The answer must be an exact copy of every record below.
DATA TO EXAMINE Start Marker
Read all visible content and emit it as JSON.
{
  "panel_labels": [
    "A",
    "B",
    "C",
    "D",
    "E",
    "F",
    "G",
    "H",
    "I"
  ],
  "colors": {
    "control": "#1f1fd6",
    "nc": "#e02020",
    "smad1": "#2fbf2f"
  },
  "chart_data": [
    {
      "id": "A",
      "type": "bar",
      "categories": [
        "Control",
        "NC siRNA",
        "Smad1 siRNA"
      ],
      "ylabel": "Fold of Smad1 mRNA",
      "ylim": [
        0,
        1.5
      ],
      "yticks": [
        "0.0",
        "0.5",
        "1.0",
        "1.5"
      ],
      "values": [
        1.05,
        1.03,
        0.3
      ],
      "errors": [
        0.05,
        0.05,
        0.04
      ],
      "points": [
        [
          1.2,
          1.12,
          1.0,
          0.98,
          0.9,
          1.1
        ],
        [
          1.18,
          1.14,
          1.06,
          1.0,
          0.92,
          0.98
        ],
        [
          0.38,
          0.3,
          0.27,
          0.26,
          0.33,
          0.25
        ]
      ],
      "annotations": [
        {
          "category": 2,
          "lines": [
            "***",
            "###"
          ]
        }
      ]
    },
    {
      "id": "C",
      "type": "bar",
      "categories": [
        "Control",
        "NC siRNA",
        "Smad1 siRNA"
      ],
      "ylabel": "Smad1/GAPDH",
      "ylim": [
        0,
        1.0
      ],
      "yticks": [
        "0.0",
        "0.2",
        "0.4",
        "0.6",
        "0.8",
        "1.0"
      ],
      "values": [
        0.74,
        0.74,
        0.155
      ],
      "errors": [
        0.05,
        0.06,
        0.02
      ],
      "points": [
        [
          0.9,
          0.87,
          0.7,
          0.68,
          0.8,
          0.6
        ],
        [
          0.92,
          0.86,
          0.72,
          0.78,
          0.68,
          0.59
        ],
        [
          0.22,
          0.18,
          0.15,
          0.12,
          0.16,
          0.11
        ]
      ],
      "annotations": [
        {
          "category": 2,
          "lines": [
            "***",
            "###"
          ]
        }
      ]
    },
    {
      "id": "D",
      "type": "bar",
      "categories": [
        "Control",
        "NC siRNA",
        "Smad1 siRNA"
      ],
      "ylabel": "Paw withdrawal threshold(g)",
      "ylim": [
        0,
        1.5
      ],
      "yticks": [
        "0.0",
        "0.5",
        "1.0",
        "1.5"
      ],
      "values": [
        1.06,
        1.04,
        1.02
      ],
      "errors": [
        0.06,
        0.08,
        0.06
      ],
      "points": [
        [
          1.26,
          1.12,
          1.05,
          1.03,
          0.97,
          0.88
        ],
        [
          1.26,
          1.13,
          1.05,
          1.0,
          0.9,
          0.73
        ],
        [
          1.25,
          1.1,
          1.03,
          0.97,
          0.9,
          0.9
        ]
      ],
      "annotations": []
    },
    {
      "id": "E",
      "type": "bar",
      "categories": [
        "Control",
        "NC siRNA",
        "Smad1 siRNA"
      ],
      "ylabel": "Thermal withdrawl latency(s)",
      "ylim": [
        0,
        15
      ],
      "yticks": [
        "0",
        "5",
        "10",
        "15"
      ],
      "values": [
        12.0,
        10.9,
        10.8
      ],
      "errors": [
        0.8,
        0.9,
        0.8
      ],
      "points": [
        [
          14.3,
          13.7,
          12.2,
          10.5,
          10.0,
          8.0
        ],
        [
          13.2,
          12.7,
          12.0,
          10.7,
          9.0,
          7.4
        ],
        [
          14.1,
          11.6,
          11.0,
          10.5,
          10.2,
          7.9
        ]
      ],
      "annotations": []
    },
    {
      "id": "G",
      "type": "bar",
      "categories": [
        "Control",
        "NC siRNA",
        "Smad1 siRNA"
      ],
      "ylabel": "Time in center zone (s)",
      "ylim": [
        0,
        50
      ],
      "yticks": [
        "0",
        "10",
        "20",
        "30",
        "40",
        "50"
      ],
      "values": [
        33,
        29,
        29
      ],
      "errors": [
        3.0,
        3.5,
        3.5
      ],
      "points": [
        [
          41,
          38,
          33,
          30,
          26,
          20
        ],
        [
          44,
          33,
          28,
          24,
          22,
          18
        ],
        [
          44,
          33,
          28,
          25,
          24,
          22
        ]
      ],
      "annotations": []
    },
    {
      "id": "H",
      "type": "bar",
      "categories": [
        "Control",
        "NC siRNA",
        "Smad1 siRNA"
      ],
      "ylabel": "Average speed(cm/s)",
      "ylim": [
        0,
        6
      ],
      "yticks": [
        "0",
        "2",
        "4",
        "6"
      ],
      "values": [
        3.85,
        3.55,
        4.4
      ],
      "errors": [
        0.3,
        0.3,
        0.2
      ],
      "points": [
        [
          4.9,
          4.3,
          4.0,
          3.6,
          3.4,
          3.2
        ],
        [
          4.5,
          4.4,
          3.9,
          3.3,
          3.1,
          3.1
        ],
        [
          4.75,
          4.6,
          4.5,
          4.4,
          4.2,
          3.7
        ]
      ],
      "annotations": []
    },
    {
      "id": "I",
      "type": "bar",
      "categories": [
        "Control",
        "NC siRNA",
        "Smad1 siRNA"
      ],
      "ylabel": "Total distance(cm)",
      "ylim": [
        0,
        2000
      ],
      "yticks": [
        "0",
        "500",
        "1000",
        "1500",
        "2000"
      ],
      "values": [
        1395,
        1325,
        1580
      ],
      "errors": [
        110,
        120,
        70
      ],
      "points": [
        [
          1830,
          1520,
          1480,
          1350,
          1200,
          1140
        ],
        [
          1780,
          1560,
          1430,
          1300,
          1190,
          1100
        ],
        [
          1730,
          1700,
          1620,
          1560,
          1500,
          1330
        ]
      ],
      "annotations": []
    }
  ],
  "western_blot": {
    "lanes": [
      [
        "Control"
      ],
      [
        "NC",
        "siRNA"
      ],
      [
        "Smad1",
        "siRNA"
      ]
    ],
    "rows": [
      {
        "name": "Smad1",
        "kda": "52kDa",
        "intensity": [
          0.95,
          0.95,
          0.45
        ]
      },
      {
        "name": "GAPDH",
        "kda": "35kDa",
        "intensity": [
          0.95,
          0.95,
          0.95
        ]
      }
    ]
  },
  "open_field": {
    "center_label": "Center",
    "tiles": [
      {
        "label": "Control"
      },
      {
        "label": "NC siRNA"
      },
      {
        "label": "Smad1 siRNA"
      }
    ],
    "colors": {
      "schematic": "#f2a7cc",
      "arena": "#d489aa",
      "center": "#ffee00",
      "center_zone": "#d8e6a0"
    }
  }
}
DATA TO EXAMINE End Marker
> SOLUTION FOR THIS PROBLEM
Read all visible content and emit it as JSON.
{
  "panel_labels": [
    "A",
    "B",
    "C",
    "D",
    "E",
    "F",
    "G",
    "H",
    "I"
  ],
  "colors": {
    "control": "#1f1fd6",
    "nc": "#e02020",
    "smad1": "#2fbf2f"
  },
  "chart_data": [
    {
      "id": "A",
      "type": "bar",
      "categories": [
        "Control",
        "NC siRNA",
        "Smad1 siRNA"
      ],
      "ylabel": "Fold of Smad1 mRNA",
      "ylim": [
        0,
        1.5
      ],
      "yticks": [
        "0.0",
        "0.5",
        "1.0",
        "1.5"
      ],
      "values": [
        1.05,
        1.03,
        0.3
      ],
      "errors": [
        0.05,
        0.05,
        0.04
      ],
      "points": [
        [
          1.2,
          1.12,
          1.0,
          0.98,
          0.9,
          1.1
        ],
        [
          1.18,
          1.14,
          1.06,
          1.0,
          0.92,
          0.98
        ],
        [
          0.38,
          0.3,
          0.27,
          0.26,
          0.33,
          0.25
        ]
      ],
      "annotations": [
        {
          "category": 2,
          "lines": [
            "***",
            "###"
          ]
        }
      ]
    },
    {
      "id": "C",
      "type": "bar",
      "categories": [
        "Control",
        "NC siRNA",
        "Smad1 siRNA"
      ],
      "ylabel": "Smad1/GAPDH",
      "ylim": [
        0,
        1.0
      ],
      "yticks": [
        "0.0",
        "0.2",
        "0.4",
        "0.6",
        "0.8",
        "1.0"
      ],
      "values": [
        0.74,
        0.74,
        0.155
      ],
      "errors": [
        0.05,
        0.06,
        0.02
      ],
      "points": [
        [
          0.9,
          0.87,
          0.7,
          0.68,
          0.8,
          0.6
        ],
        [
          0.92,
          0.86,
          0.72,
          0.78,
          0.68,
          0.59
        ],
        [
          0.22,
          0.18,
          0.15,
          0.12,
          0.16,
          0.11
        ]
      ],
      "annotations": [
        {
          "category": 2,
          "lines": [
            "***",
            "###"
          ]
        }
      ]
    },
    {
      "id": "D",
      "type": "bar",
      "categories": [
        "Control",
        "NC siRNA",
        "Smad1 siRNA"
      ],
      "ylabel": "Paw withdrawal threshold(g)",
      "ylim": [
        0,
        1.5
      ],
      "yticks": [
        "0.0",
        "0.5",
        "1.0",
        "1.5"
      ],
      "values": [
        1.06,
        1.04,
        1.02
      ],
      "errors": [
        0.06,
        0.08,
        0.06
      ],
      "points": [
        [
          1.26,
          1.12,
          1.05,
          1.03,
          0.97,
          0.88
        ],
        [
          1.26,
          1.13,
          1.05,
          1.0,
          0.9,
          0.73
        ],
        [
          1.25,
          1.1,
          1.03,
          0.97,
          0.9,
          0.9
        ]
      ],
      "annotations": []
    },
    {
      "id": "E",
      "type": "bar",
      "categories": [
        "Control",
        "NC siRNA",
        "Smad1 siRNA"
      ],
      "ylabel": "Thermal withdrawl latency(s)",
      "ylim": [
        0,
        15
      ],
      "yticks": [
        "0",
        "5",
        "10",
        "15"
      ],
      "values": [
        12.0,
        10.9,
        10.8
      ],
      "errors": [
        0.8,
        0.9,
        0.8
      ],
      "points": [
        [
          14.3,
          13.7,
          12.2,
          10.5,
          10.0,
          8.0
        ],
        [
          13.2,
          12.7,
          12.0,
          10.7,
          9.0,
          7.4
        ],
        [
          14.1,
          11.6,
          11.0,
          10.5,
          10.2,
          7.9
        ]
      ],
      "annotations": []
    },
    {
      "id": "G",
      "type": "bar",
      "categories": [
        "Control",
        "NC siRNA",
        "Smad1 siRNA"
      ],
      "ylabel": "Time in center zone (s)",
      "ylim": [
        0,
        50
      ],
      "yticks": [
        "0",
        "10",
        "20",
        "30",
        "40",
        "50"
      ],
      "values": [
        33,
        29,
        29
      ],
      "errors": [
        3.0,
        3.5,
        3.5
      ],
      "points": [
        [
          41,
          38,
          33,
          30,
          26,
          20
        ],
        [
          44,
          33,
          28,
          24,
          22,
          18
        ],
        [
          44,
          33,
          28,
          25,
          24,
          22
        ]
      ],
      "annotations": []
    },
    {
      "id": "H",
      "type": "bar",
      "categories": [
        "Control",
        "NC siRNA",
        "Smad1 siRNA"
      ],
      "ylabel": "Average speed(cm/s)",
      "ylim": [
        0,
        6
      ],
      "yticks": [
        "0",
        "2",
        "4",
        "6"
      ],
      "values": [
        3.85,
        3.55,
        4.4
      ],
      "errors": [
        0.3,
        0.3,
        0.2
      ],
      "points": [
        [
          4.9,
          4.3,
          4.0,
          3.6,
          3.4,
          3.2
        ],
        [
          4.5,
          4.4,
          3.9,
          3.3,
          3.1,
          3.1
        ],
        [
          4.75,
          4.6,
          4.5,
          4.4,
          4.2,
          3.7
        ]
      ],
      "annotations": []
    },
    {
      "id": "I",
      "type": "bar",
      "categories": [
        "Control",
        "NC siRNA",
        "Smad1 siRNA"
      ],
      "ylabel": "Total distance(cm)",
      "ylim": [
        0,
        2000
      ],
      "yticks": [
        "0",
        "500",
        "1000",
        "1500",
        "2000"
      ],
      "values": [
        1395,
        1325,
        1580
      ],
      "errors": [
        110,
        120,
        70
      ],
      "points": [
        [
          1830,
          1520,
          1480,
          1350,
          1200,
          1140
        ],
        [
          1780,
          1560,
          1430,
          1300,
          1190,
          1100
        ],
        [
          1730,
          1700,
          1620,
          1560,
          1500,
          1330
        ]
      ],
      "annotations": []
    }
  ],
  "western_blot": {
    "lanes": [
      [
        "Control"
      ],
      [
        "NC",
        "siRNA"
      ],
      [
        "Smad1",
        "siRNA"
      ]
    ],
    "rows": [
      {
        "name": "Smad1",
        "kda": "52kDa",
        "intensity": [
          0.95,
          0.95,
          0.45
        ]
      },
      {
        "name": "GAPDH",
        "kda": "35kDa",
        "intensity": [
          0.95,
          0.95,
          0.95
        ]
      }
    ]
  },
  "open_field": {
    "center_label": "Center",
    "tiles": [
      {
        "label": "Control"
      },
      {
        "label": "NC siRNA"
      },
      {
        "label": "Smad1 siRNA"
      }
    ],
    "colors": {
      "schematic": "#f2a7cc",
      "arena": "#d489aa",
      "center": "#ffee00",
      "center_zone": "#d8e6a0"
    }
  }
}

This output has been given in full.